**SET TASK**
Reproduce every entry below precisely. Pictures are excluded from the copy.

**INPUT**

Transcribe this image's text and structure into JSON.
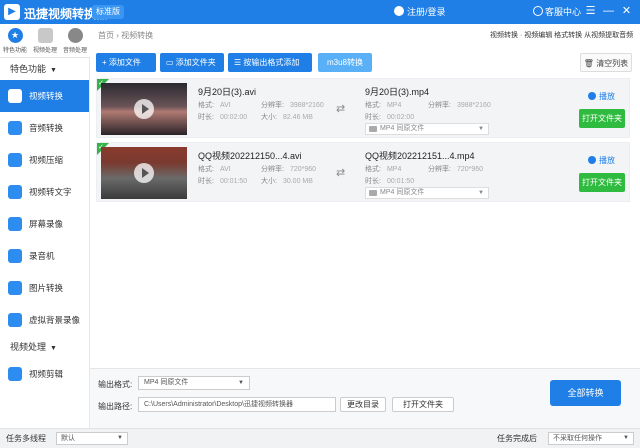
{
  "app": {
    "name": "迅捷视频转换器",
    "edition": "标准版"
  },
  "titlebar": {
    "login": "注册/登录",
    "support": "客服中心",
    "controls": [
      "☰",
      "—",
      "✕"
    ]
  },
  "topnav": [
    {
      "label": "特色功能",
      "icon": "star-icon"
    },
    {
      "label": "视频处理",
      "icon": "film-icon"
    },
    {
      "label": "音频处理",
      "icon": "audio-icon"
    }
  ],
  "sidebar": {
    "section1": "特色功能",
    "items": [
      {
        "label": "视频转换",
        "icon": "video-convert-icon",
        "active": true
      },
      {
        "label": "音频转换",
        "icon": "audio-convert-icon"
      },
      {
        "label": "视频压缩",
        "icon": "video-compress-icon"
      },
      {
        "label": "视频转文字",
        "icon": "video-to-text-icon"
      },
      {
        "label": "屏幕录像",
        "icon": "screen-record-icon"
      },
      {
        "label": "录音机",
        "icon": "recorder-icon"
      },
      {
        "label": "图片转换",
        "icon": "image-convert-icon"
      },
      {
        "label": "虚拟背景录像",
        "icon": "virtual-bg-icon"
      }
    ],
    "section2": "视频处理",
    "items2": [
      {
        "label": "视频剪辑",
        "icon": "video-edit-icon"
      }
    ]
  },
  "breadcrumb": {
    "home": "首页",
    "current": "视频转换"
  },
  "toplinks": "视频转换 · 视频编辑 格式转换 从视频提取音频",
  "toolbar": {
    "add_file": "添加文件",
    "add_folder": "添加文件夹",
    "by_format": "按输出格式添加",
    "m3u8": "m3u8转换",
    "clear": "清空列表"
  },
  "files": [
    {
      "src_name": "9月20日(3).avi",
      "src_format": "AVI",
      "src_resolution": "3988*2160",
      "src_duration": "00:02:00",
      "src_size": "82.46 MB",
      "dst_name": "9月20日(3).mp4",
      "dst_format": "MP4",
      "dst_resolution": "3988*2160",
      "dst_duration": "00:02:00",
      "preset": "MP4  同原文件",
      "play": "播放",
      "open": "打开文件夹"
    },
    {
      "src_name": "QQ视频202212150...4.avi",
      "src_format": "AVI",
      "src_resolution": "720*960",
      "src_duration": "00:01:50",
      "src_size": "30.00 MB",
      "dst_name": "QQ视频202212151...4.mp4",
      "dst_format": "MP4",
      "dst_resolution": "720*960",
      "dst_duration": "00:01:50",
      "preset": "MP4  同原文件",
      "play": "播放",
      "open": "打开文件夹"
    }
  ],
  "labels": {
    "format": "格式:",
    "resolution": "分辨率:",
    "duration": "时长:",
    "size": "大小:"
  },
  "output": {
    "format_label": "输出格式:",
    "format_value": "MP4  同原文件",
    "path_label": "输出路径:",
    "path_value": "C:\\Users\\Administrator\\Desktop\\迅捷视频转换器",
    "change_dir": "更改目录",
    "open_folder": "打开文件夹",
    "convert_all": "全部转换"
  },
  "statusbar": {
    "multithread_label": "任务多线程",
    "multithread_value": "默认",
    "after_label": "任务完成后",
    "after_value": "不采取任何操作"
  },
  "colors": {
    "primary": "#1f7fe6",
    "success": "#2fbb3f",
    "check": "#36b24a"
  }
}
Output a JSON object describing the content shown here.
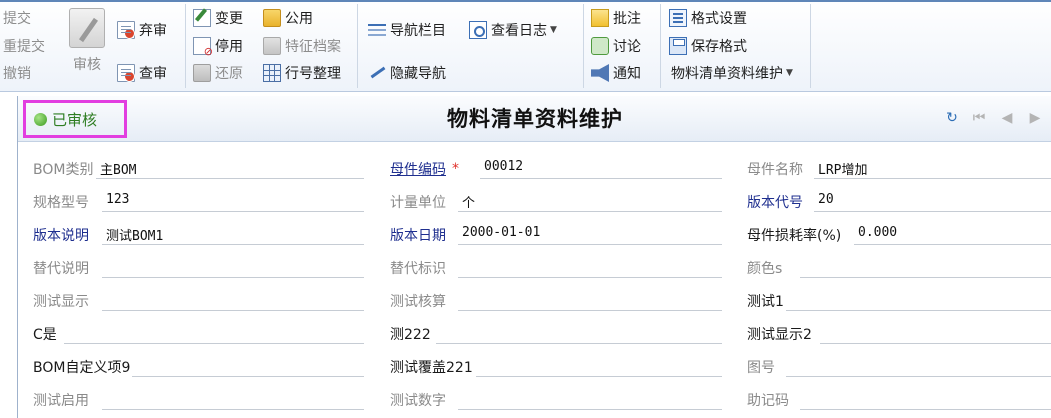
{
  "ribbon": {
    "group1": [
      "提交",
      "重提交",
      "撤销"
    ],
    "audit_label": "审核",
    "abandon_label": "弃审",
    "check_label": "查审",
    "change_label": "变更",
    "disable_label": "停用",
    "restore_label": "还原",
    "public_label": "公用",
    "feature_label": "特征档案",
    "rownum_label": "行号整理",
    "navbar_label": "导航栏目",
    "hidenav_label": "隐藏导航",
    "viewlog_label": "查看日志",
    "annotate_label": "批注",
    "discuss_label": "讨论",
    "notify_label": "通知",
    "formatset_label": "格式设置",
    "saveformat_label": "保存格式",
    "bom_maint_label": "物料清单资料维护"
  },
  "header": {
    "status": "已审核",
    "title": "物料清单资料维护"
  },
  "fields": {
    "bom_type": {
      "label": "BOM类别",
      "value": "主BOM"
    },
    "parent_code": {
      "label": "母件编码",
      "value": "00012"
    },
    "parent_name": {
      "label": "母件名称",
      "value": "LRP增加"
    },
    "spec": {
      "label": "规格型号",
      "value": "123"
    },
    "unit": {
      "label": "计量单位",
      "value": "个"
    },
    "version_code": {
      "label": "版本代号",
      "value": "20"
    },
    "version_desc": {
      "label": "版本说明",
      "value": "测试BOM1"
    },
    "version_date": {
      "label": "版本日期",
      "value": "2000-01-01"
    },
    "loss_rate": {
      "label": "母件损耗率(%)",
      "value": "0.000"
    },
    "replace_desc": {
      "label": "替代说明",
      "value": ""
    },
    "replace_flag": {
      "label": "替代标识",
      "value": ""
    },
    "color": {
      "label": "颜色s",
      "value": ""
    },
    "test_show": {
      "label": "测试显示",
      "value": ""
    },
    "test_check": {
      "label": "测试核算",
      "value": ""
    },
    "test1": {
      "label": "测试1",
      "value": ""
    },
    "c_yes": {
      "label": "C是",
      "value": ""
    },
    "ce222": {
      "label": "测222",
      "value": ""
    },
    "test_show2": {
      "label": "测试显示2",
      "value": ""
    },
    "bom_custom9": {
      "label": "BOM自定义项9",
      "value": ""
    },
    "test_cover221": {
      "label": "测试覆盖221",
      "value": ""
    },
    "drawing_no": {
      "label": "图号",
      "value": ""
    },
    "test_enable": {
      "label": "测试启用",
      "value": ""
    },
    "test_number": {
      "label": "测试数字",
      "value": ""
    },
    "mnemonic": {
      "label": "助记码",
      "value": ""
    }
  }
}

**RESPONSE TO THE TASK**
Transcribe this image's text and structure into JSON.
{
  "app": {
    "name": "迅捷视频转换器",
    "edition": "标准版"
  },
  "titlebar": {
    "login": "注册/登录",
    "support": "客服中心",
    "controls": [
      "☰",
      "—",
      "✕"
    ]
  },
  "topnav": [
    {
      "label": "特色功能",
      "icon": "star-icon"
    },
    {
      "label": "视频处理",
      "icon": "film-icon"
    },
    {
      "label": "音频处理",
      "icon": "audio-icon"
    }
  ],
  "sidebar": {
    "section1": "特色功能",
    "items": [
      {
        "label": "视频转换",
        "icon": "video-convert-icon",
        "active": true
      },
      {
        "label": "音频转换",
        "icon": "audio-convert-icon"
      },
      {
        "label": "视频压缩",
        "icon": "video-compress-icon"
      },
      {
        "label": "视频转文字",
        "icon": "video-to-text-icon"
      },
      {
        "label": "屏幕录像",
        "icon": "screen-record-icon"
      },
      {
        "label": "录音机",
        "icon": "recorder-icon"
      },
      {
        "label": "图片转换",
        "icon": "image-convert-icon"
      },
      {
        "label": "虚拟背景录像",
        "icon": "virtual-bg-icon"
      }
    ],
    "section2": "视频处理",
    "items2": [
      {
        "label": "视频剪辑",
        "icon": "video-edit-icon"
      }
    ]
  },
  "breadcrumb": {
    "home": "首页",
    "current": "视频转换"
  },
  "toplinks": "视频转换 · 视频编辑 格式转换 从视频提取音频",
  "toolbar": {
    "add_file": "添加文件",
    "add_folder": "添加文件夹",
    "by_format": "按输出格式添加",
    "m3u8": "m3u8转换",
    "clear": "清空列表"
  },
  "files": [
    {
      "src_name": "9月20日(3).avi",
      "src_format": "AVI",
      "src_resolution": "3988*2160",
      "src_duration": "00:02:00",
      "src_size": "82.46 MB",
      "dst_name": "9月20日(3).mp4",
      "dst_format": "MP4",
      "dst_resolution": "3988*2160",
      "dst_duration": "00:02:00",
      "preset": "MP4  同原文件",
      "play": "播放",
      "open": "打开文件夹"
    },
    {
      "src_name": "QQ视频202212150...4.avi",
      "src_format": "AVI",
      "src_resolution": "720*960",
      "src_duration": "00:01:50",
      "src_size": "30.00 MB",
      "dst_name": "QQ视频202212151...4.mp4",
      "dst_format": "MP4",
      "dst_resolution": "720*960",
      "dst_duration": "00:01:50",
      "preset": "MP4  同原文件",
      "play": "播放",
      "open": "打开文件夹"
    }
  ],
  "labels": {
    "format": "格式:",
    "resolution": "分辨率:",
    "duration": "时长:",
    "size": "大小:"
  },
  "output": {
    "format_label": "输出格式:",
    "format_value": "MP4  同原文件",
    "path_label": "输出路径:",
    "path_value": "C:\\Users\\Administrator\\Desktop\\迅捷视频转换器",
    "change_dir": "更改目录",
    "open_folder": "打开文件夹",
    "convert_all": "全部转换"
  },
  "statusbar": {
    "multithread_label": "任务多线程",
    "multithread_value": "默认",
    "after_label": "任务完成后",
    "after_value": "不采取任何操作"
  },
  "colors": {
    "primary": "#1f7fe6",
    "success": "#2fbb3f",
    "check": "#36b24a"
  }
}
Output a JSON object describing the content shown here.
{
  "ribbon": {
    "group1": [
      "提交",
      "重提交",
      "撤销"
    ],
    "audit_label": "审核",
    "abandon_label": "弃审",
    "check_label": "查审",
    "change_label": "变更",
    "disable_label": "停用",
    "restore_label": "还原",
    "public_label": "公用",
    "feature_label": "特征档案",
    "rownum_label": "行号整理",
    "navbar_label": "导航栏目",
    "hidenav_label": "隐藏导航",
    "viewlog_label": "查看日志",
    "annotate_label": "批注",
    "discuss_label": "讨论",
    "notify_label": "通知",
    "formatset_label": "格式设置",
    "saveformat_label": "保存格式",
    "bom_maint_label": "物料清单资料维护"
  },
  "header": {
    "status": "已审核",
    "title": "物料清单资料维护"
  },
  "fields": {
    "bom_type": {
      "label": "BOM类别",
      "value": "主BOM"
    },
    "parent_code": {
      "label": "母件编码",
      "value": "00012"
    },
    "parent_name": {
      "label": "母件名称",
      "value": "LRP增加"
    },
    "spec": {
      "label": "规格型号",
      "value": "123"
    },
    "unit": {
      "label": "计量单位",
      "value": "个"
    },
    "version_code": {
      "label": "版本代号",
      "value": "20"
    },
    "version_desc": {
      "label": "版本说明",
      "value": "测试BOM1"
    },
    "version_date": {
      "label": "版本日期",
      "value": "2000-01-01"
    },
    "loss_rate": {
      "label": "母件损耗率(%)",
      "value": "0.000"
    },
    "replace_desc": {
      "label": "替代说明",
      "value": ""
    },
    "replace_flag": {
      "label": "替代标识",
      "value": ""
    },
    "color": {
      "label": "颜色s",
      "value": ""
    },
    "test_show": {
      "label": "测试显示",
      "value": ""
    },
    "test_check": {
      "label": "测试核算",
      "value": ""
    },
    "test1": {
      "label": "测试1",
      "value": ""
    },
    "c_yes": {
      "label": "C是",
      "value": ""
    },
    "ce222": {
      "label": "测222",
      "value": ""
    },
    "test_show2": {
      "label": "测试显示2",
      "value": ""
    },
    "bom_custom9": {
      "label": "BOM自定义项9",
      "value": ""
    },
    "test_cover221": {
      "label": "测试覆盖221",
      "value": ""
    },
    "drawing_no": {
      "label": "图号",
      "value": ""
    },
    "test_enable": {
      "label": "测试启用",
      "value": ""
    },
    "test_number": {
      "label": "测试数字",
      "value": ""
    },
    "mnemonic": {
      "label": "助记码",
      "value": ""
    }
  }
}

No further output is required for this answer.